## [Work to be completed]
When the string "Ronald" is part of a line below, that line should be copied.

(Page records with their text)
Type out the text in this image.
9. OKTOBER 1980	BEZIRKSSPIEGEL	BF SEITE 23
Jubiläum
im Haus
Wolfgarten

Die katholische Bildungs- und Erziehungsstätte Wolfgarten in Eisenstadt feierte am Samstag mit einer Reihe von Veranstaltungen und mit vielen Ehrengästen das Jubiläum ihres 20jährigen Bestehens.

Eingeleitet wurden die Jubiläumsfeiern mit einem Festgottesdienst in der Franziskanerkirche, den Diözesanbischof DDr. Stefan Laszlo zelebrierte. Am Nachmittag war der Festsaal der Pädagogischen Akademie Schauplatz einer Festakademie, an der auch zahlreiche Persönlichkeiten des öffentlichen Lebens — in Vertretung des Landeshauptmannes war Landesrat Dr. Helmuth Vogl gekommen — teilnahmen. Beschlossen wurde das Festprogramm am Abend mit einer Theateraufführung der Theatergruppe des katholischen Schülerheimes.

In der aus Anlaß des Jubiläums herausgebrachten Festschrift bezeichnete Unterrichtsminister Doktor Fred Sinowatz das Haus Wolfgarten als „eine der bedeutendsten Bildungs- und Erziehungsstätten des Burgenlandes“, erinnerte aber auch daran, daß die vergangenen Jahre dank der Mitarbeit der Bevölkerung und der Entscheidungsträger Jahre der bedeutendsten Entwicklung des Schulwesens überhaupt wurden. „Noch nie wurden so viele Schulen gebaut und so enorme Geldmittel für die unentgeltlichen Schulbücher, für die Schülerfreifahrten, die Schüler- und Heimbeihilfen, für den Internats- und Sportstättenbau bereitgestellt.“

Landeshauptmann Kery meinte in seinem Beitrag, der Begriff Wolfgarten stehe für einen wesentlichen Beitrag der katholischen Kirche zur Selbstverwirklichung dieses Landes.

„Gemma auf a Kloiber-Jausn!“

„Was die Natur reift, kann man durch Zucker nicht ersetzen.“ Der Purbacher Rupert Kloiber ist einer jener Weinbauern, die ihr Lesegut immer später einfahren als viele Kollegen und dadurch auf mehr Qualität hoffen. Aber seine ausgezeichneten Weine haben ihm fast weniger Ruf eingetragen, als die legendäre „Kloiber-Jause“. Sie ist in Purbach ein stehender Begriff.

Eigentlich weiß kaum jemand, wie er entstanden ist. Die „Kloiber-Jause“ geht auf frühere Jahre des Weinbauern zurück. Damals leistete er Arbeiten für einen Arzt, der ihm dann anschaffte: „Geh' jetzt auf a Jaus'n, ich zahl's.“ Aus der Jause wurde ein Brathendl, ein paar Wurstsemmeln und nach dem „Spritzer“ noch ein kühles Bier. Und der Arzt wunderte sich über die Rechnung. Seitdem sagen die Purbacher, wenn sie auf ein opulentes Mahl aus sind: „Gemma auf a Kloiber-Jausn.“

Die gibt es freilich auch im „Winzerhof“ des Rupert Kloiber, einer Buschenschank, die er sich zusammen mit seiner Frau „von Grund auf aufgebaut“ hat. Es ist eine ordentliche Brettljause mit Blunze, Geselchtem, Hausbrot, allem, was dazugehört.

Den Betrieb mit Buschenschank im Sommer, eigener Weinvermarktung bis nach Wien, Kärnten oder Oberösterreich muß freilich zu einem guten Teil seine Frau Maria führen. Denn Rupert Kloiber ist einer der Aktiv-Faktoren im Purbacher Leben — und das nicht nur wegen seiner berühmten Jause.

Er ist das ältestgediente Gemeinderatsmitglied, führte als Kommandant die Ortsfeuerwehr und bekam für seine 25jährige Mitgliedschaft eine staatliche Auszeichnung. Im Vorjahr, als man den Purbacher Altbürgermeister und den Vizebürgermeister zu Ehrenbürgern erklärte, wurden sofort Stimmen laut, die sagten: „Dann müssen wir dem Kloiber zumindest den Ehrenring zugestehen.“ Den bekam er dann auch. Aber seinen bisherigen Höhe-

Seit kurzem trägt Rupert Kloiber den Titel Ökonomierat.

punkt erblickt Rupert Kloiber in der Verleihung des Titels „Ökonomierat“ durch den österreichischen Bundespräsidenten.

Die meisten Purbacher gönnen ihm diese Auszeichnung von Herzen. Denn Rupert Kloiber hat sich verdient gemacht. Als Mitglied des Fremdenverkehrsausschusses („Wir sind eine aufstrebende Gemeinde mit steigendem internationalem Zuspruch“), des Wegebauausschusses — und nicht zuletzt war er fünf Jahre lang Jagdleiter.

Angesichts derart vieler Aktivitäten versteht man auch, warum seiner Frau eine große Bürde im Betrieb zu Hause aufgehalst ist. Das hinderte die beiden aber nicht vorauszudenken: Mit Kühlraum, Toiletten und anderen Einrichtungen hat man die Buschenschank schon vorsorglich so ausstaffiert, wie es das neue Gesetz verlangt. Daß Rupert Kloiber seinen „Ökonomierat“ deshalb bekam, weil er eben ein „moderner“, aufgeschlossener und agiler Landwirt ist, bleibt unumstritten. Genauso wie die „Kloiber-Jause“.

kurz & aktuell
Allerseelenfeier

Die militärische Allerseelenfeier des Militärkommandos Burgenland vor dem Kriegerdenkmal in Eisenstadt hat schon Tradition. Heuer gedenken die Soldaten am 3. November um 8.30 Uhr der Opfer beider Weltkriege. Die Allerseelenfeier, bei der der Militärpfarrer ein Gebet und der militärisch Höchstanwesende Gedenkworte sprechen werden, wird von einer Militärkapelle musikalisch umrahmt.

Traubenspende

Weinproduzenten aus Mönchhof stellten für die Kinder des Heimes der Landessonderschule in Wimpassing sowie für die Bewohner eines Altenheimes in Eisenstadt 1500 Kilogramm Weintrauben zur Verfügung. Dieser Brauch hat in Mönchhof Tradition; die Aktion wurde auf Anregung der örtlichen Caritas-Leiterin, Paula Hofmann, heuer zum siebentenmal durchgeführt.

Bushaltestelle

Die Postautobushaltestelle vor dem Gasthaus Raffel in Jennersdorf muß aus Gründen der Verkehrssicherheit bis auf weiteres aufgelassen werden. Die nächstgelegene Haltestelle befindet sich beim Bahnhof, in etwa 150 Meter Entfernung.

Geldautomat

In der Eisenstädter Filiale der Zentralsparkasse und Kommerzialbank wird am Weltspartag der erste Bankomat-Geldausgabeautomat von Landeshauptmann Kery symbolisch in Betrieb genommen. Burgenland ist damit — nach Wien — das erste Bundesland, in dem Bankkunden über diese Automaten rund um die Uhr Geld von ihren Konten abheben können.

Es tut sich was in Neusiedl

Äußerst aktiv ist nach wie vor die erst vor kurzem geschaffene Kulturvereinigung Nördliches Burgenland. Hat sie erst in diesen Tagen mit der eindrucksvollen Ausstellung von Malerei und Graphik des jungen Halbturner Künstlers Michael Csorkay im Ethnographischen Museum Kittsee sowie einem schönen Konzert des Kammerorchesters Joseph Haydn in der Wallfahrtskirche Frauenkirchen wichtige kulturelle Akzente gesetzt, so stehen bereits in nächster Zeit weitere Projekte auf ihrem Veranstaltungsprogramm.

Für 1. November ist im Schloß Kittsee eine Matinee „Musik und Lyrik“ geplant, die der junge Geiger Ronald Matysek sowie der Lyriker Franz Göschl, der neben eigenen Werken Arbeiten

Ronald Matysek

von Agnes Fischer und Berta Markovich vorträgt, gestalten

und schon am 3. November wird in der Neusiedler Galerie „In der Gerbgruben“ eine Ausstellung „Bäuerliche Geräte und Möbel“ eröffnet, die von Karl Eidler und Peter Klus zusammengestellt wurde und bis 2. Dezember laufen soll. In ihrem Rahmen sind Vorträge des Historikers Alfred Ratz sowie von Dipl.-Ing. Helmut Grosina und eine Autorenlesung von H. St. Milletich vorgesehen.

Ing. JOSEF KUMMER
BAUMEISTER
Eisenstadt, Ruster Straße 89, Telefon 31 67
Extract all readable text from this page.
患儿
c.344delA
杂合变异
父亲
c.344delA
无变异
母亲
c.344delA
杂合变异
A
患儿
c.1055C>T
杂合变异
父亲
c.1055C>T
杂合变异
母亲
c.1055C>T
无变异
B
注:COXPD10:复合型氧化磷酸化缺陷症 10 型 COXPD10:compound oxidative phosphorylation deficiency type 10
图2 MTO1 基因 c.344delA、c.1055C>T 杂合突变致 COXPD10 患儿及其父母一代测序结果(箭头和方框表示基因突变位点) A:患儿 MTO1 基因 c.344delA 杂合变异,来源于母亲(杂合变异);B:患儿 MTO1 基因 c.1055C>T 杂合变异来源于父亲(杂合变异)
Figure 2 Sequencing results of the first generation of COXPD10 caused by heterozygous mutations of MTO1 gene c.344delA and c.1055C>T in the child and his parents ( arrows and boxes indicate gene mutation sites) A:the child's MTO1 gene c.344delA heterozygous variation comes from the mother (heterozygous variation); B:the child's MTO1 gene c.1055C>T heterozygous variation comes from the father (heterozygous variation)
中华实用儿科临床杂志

## [Response to the exercise]
Für 1. November ist im Schloß Kittsee eine Matinee „Musik und Lyrik“ geplant, die der junge Geiger Ronald Matysek sowie der Lyriker Franz Göschl, der neben eigenen Werken Arbeiten
Ronald Matysek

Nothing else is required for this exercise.